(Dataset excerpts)
+-------+
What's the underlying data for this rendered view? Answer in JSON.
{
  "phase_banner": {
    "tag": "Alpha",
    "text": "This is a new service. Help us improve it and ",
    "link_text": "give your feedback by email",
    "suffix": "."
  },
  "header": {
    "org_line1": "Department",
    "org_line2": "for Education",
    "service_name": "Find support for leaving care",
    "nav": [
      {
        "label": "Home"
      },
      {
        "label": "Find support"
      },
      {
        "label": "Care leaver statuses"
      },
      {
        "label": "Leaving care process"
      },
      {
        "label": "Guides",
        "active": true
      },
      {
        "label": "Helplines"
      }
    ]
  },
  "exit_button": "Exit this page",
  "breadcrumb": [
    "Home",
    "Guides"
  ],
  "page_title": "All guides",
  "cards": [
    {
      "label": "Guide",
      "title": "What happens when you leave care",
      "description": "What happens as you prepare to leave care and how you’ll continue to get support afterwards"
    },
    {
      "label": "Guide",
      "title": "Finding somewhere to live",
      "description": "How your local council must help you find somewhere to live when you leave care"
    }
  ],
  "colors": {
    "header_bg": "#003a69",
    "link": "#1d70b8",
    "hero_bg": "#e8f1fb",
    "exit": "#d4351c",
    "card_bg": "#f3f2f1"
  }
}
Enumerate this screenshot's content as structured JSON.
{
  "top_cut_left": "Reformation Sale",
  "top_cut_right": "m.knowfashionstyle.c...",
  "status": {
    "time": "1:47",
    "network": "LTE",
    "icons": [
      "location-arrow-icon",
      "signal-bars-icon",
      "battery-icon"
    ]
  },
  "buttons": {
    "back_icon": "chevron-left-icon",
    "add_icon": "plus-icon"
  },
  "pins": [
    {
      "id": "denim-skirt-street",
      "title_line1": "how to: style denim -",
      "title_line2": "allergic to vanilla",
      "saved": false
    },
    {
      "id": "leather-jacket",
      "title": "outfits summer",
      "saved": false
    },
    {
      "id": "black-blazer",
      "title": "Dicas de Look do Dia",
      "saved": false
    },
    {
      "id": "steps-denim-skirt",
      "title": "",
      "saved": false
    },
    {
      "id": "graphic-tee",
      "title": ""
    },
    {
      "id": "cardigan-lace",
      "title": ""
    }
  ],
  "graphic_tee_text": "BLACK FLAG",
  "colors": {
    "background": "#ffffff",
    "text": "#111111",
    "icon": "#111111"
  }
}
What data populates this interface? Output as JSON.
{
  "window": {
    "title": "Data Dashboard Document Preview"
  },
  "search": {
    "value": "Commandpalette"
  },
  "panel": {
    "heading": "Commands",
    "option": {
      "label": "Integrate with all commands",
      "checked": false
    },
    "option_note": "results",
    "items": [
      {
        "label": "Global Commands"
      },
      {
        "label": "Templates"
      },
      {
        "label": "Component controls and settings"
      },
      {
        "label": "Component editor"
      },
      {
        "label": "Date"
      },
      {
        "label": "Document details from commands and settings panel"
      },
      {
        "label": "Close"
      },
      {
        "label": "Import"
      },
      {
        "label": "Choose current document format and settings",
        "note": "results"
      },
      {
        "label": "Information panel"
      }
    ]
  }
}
+-------+
Set exercise => Only those lines running from the one containing "What data populates" through the last line of the data above are to be copied, exactly, with both ends included.

Task response =>
What data populates this interface? Output as JSON.
{
  "window": {
    "title": "Data Dashboard Document Preview"
  },
  "search": {
    "value": "Commandpalette"
  },
  "panel": {
    "heading": "Commands",
    "option": {
      "label": "Integrate with all commands",
      "checked": false
    },
    "option_note": "results",
    "items": [
      {
        "label": "Global Commands"
      },
      {
        "label": "Templates"
      },
      {
        "label": "Component controls and settings"
      },
      {
        "label": "Component editor"
      },
      {
        "label": "Date"
      },
      {
        "label": "Document details from commands and settings panel"
      },
      {
        "label": "Close"
      },
      {
        "label": "Import"
      },
      {
        "label": "Choose current document format and settings",
        "note": "results"
      },
      {
        "label": "Information panel"
      }
    ]
  }
}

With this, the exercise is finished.